* _Task_: Output every entry exactly as given.

* _Extracted information_:
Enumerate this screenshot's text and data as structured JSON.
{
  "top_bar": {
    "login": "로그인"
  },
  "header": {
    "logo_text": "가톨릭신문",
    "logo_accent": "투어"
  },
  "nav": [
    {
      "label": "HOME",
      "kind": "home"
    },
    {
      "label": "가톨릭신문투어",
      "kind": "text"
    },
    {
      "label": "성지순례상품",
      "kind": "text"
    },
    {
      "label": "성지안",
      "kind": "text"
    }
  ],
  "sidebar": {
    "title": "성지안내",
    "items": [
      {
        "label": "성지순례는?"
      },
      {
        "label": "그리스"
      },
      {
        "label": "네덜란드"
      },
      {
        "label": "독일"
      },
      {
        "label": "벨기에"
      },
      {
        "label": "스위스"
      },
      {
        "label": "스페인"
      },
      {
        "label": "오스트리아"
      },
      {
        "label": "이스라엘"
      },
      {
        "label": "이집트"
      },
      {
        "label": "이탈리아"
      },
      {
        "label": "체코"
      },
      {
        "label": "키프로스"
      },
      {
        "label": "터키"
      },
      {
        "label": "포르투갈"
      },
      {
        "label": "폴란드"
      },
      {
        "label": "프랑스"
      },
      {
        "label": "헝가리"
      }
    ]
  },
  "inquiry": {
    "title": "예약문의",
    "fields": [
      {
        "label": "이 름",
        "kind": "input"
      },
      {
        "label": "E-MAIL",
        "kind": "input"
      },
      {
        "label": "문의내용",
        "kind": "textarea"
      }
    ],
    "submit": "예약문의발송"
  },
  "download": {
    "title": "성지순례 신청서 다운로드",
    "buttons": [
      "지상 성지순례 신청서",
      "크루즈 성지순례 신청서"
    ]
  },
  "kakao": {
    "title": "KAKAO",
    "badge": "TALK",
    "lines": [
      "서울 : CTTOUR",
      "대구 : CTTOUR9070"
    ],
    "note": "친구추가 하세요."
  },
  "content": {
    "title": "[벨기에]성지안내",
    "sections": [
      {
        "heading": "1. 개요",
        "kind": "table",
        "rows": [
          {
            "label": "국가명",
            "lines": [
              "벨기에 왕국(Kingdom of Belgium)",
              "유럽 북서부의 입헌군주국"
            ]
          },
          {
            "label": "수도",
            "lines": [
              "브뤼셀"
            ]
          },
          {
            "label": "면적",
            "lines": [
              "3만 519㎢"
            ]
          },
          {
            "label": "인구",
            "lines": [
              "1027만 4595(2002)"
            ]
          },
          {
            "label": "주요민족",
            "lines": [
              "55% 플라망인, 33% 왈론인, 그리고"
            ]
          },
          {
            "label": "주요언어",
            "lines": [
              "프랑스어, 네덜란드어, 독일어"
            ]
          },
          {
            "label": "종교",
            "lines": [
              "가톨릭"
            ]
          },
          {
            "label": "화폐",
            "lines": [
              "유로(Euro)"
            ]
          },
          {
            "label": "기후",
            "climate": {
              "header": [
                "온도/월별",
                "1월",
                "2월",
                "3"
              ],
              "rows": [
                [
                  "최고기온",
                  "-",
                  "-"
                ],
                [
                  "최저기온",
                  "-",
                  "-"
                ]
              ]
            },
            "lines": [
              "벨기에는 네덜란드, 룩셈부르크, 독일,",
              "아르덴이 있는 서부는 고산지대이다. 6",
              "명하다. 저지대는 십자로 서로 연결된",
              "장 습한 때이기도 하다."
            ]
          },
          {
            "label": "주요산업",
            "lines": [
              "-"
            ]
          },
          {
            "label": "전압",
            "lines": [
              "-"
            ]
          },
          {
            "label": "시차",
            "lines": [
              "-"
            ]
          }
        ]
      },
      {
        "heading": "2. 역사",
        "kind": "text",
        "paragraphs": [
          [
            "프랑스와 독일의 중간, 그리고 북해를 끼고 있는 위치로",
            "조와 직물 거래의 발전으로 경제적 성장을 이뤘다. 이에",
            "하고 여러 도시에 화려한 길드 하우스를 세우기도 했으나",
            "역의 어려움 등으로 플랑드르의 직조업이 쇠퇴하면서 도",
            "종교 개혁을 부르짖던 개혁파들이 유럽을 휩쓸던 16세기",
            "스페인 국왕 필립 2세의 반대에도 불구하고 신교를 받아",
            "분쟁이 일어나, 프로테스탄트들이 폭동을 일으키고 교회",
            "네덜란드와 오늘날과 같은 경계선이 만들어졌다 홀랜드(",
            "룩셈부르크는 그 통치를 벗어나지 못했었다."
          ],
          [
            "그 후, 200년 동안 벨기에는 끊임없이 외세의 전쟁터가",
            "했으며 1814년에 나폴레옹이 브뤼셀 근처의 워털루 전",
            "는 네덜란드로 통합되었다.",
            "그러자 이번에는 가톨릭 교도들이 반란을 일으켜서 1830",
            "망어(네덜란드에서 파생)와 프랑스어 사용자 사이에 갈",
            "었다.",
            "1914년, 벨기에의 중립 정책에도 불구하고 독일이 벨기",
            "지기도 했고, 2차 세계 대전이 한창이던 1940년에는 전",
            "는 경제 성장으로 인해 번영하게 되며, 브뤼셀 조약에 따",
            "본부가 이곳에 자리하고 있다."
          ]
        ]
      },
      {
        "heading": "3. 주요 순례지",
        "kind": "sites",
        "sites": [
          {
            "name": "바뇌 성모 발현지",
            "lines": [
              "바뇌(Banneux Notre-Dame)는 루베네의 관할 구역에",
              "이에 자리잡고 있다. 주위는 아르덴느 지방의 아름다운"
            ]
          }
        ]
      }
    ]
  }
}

* _Worked solution_:
Enumerate this screenshot's text and data as structured JSON.
{
  "top_bar": {
    "login": "로그인"
  },
  "header": {
    "logo_text": "가톨릭신문",
    "logo_accent": "투어"
  },
  "nav": [
    {
      "label": "HOME",
      "kind": "home"
    },
    {
      "label": "가톨릭신문투어",
      "kind": "text"
    },
    {
      "label": "성지순례상품",
      "kind": "text"
    },
    {
      "label": "성지안",
      "kind": "text"
    }
  ],
  "sidebar": {
    "title": "성지안내",
    "items": [
      {
        "label": "성지순례는?"
      },
      {
        "label": "그리스"
      },
      {
        "label": "네덜란드"
      },
      {
        "label": "독일"
      },
      {
        "label": "벨기에"
      },
      {
        "label": "스위스"
      },
      {
        "label": "스페인"
      },
      {
        "label": "오스트리아"
      },
      {
        "label": "이스라엘"
      },
      {
        "label": "이집트"
      },
      {
        "label": "이탈리아"
      },
      {
        "label": "체코"
      },
      {
        "label": "키프로스"
      },
      {
        "label": "터키"
      },
      {
        "label": "포르투갈"
      },
      {
        "label": "폴란드"
      },
      {
        "label": "프랑스"
      },
      {
        "label": "헝가리"
      }
    ]
  },
  "inquiry": {
    "title": "예약문의",
    "fields": [
      {
        "label": "이 름",
        "kind": "input"
      },
      {
        "label": "E-MAIL",
        "kind": "input"
      },
      {
        "label": "문의내용",
        "kind": "textarea"
      }
    ],
    "submit": "예약문의발송"
  },
  "download": {
    "title": "성지순례 신청서 다운로드",
    "buttons": [
      "지상 성지순례 신청서",
      "크루즈 성지순례 신청서"
    ]
  },
  "kakao": {
    "title": "KAKAO",
    "badge": "TALK",
    "lines": [
      "서울 : CTTOUR",
      "대구 : CTTOUR9070"
    ],
    "note": "친구추가 하세요."
  },
  "content": {
    "title": "[벨기에]성지안내",
    "sections": [
      {
        "heading": "1. 개요",
        "kind": "table",
        "rows": [
          {
            "label": "국가명",
            "lines": [
              "벨기에 왕국(Kingdom of Belgium)",
              "유럽 북서부의 입헌군주국"
            ]
          },
          {
            "label": "수도",
            "lines": [
              "브뤼셀"
            ]
          },
          {
            "label": "면적",
            "lines": [
              "3만 519㎢"
            ]
          },
          {
            "label": "인구",
            "lines": [
              "1027만 4595(2002)"
            ]
          },
          {
            "label": "주요민족",
            "lines": [
              "55% 플라망인, 33% 왈론인, 그리고"
            ]
          },
          {
            "label": "주요언어",
            "lines": [
              "프랑스어, 네덜란드어, 독일어"
            ]
          },
          {
            "label": "종교",
            "lines": [
              "가톨릭"
            ]
          },
          {
            "label": "화폐",
            "lines": [
              "유로(Euro)"
            ]
          },
          {
            "label": "기후",
            "climate": {
              "header": [
                "온도/월별",
                "1월",
                "2월",
                "3"
              ],
              "rows": [
                [
                  "최고기온",
                  "-",
                  "-"
                ],
                [
                  "최저기온",
                  "-",
                  "-"
                ]
              ]
            },
            "lines": [
              "벨기에는 네덜란드, 룩셈부르크, 독일,",
              "아르덴이 있는 서부는 고산지대이다. 6",
              "명하다. 저지대는 십자로 서로 연결된",
              "장 습한 때이기도 하다."
            ]
          },
          {
            "label": "주요산업",
            "lines": [
              "-"
            ]
          },
          {
            "label": "전압",
            "lines": [
              "-"
            ]
          },
          {
            "label": "시차",
            "lines": [
              "-"
            ]
          }
        ]
      },
      {
        "heading": "2. 역사",
        "kind": "text",
        "paragraphs": [
          [
            "프랑스와 독일의 중간, 그리고 북해를 끼고 있는 위치로",
            "조와 직물 거래의 발전으로 경제적 성장을 이뤘다. 이에",
            "하고 여러 도시에 화려한 길드 하우스를 세우기도 했으나",
            "역의 어려움 등으로 플랑드르의 직조업이 쇠퇴하면서 도",
            "종교 개혁을 부르짖던 개혁파들이 유럽을 휩쓸던 16세기",
            "스페인 국왕 필립 2세의 반대에도 불구하고 신교를 받아",
            "분쟁이 일어나, 프로테스탄트들이 폭동을 일으키고 교회",
            "네덜란드와 오늘날과 같은 경계선이 만들어졌다 홀랜드(",
            "룩셈부르크는 그 통치를 벗어나지 못했었다."
          ],
          [
            "그 후, 200년 동안 벨기에는 끊임없이 외세의 전쟁터가",
            "했으며 1814년에 나폴레옹이 브뤼셀 근처의 워털루 전",
            "는 네덜란드로 통합되었다.",
            "그러자 이번에는 가톨릭 교도들이 반란을 일으켜서 1830",
            "망어(네덜란드에서 파생)와 프랑스어 사용자 사이에 갈",
            "었다.",
            "1914년, 벨기에의 중립 정책에도 불구하고 독일이 벨기",
            "지기도 했고, 2차 세계 대전이 한창이던 1940년에는 전",
            "는 경제 성장으로 인해 번영하게 되며, 브뤼셀 조약에 따",
            "본부가 이곳에 자리하고 있다."
          ]
        ]
      },
      {
        "heading": "3. 주요 순례지",
        "kind": "sites",
        "sites": [
          {
            "name": "바뇌 성모 발현지",
            "lines": [
              "바뇌(Banneux Notre-Dame)는 루베네의 관할 구역에",
              "이에 자리잡고 있다. 주위는 아르덴느 지방의 아름다운"
            ]
          }
        ]
      }
    ]
  }
}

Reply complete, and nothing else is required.